» **What you need to do**:
Return the count of lines that hold the string "name", with no other words.

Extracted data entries
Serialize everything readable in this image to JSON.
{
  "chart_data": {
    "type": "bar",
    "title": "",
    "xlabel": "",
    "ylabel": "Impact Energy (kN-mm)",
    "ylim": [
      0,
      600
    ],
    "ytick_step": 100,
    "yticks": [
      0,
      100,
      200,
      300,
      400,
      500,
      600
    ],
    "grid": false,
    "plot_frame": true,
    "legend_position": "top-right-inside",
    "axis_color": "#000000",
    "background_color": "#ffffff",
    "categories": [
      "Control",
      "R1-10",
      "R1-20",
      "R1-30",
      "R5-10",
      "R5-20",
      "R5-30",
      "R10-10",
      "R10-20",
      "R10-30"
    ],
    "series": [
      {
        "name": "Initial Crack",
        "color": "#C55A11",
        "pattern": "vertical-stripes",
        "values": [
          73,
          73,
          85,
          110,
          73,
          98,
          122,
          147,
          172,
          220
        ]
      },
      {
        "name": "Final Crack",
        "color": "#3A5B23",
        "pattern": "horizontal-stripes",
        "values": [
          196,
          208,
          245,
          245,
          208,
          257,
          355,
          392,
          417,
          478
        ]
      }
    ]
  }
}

» **Answer for the task**:
2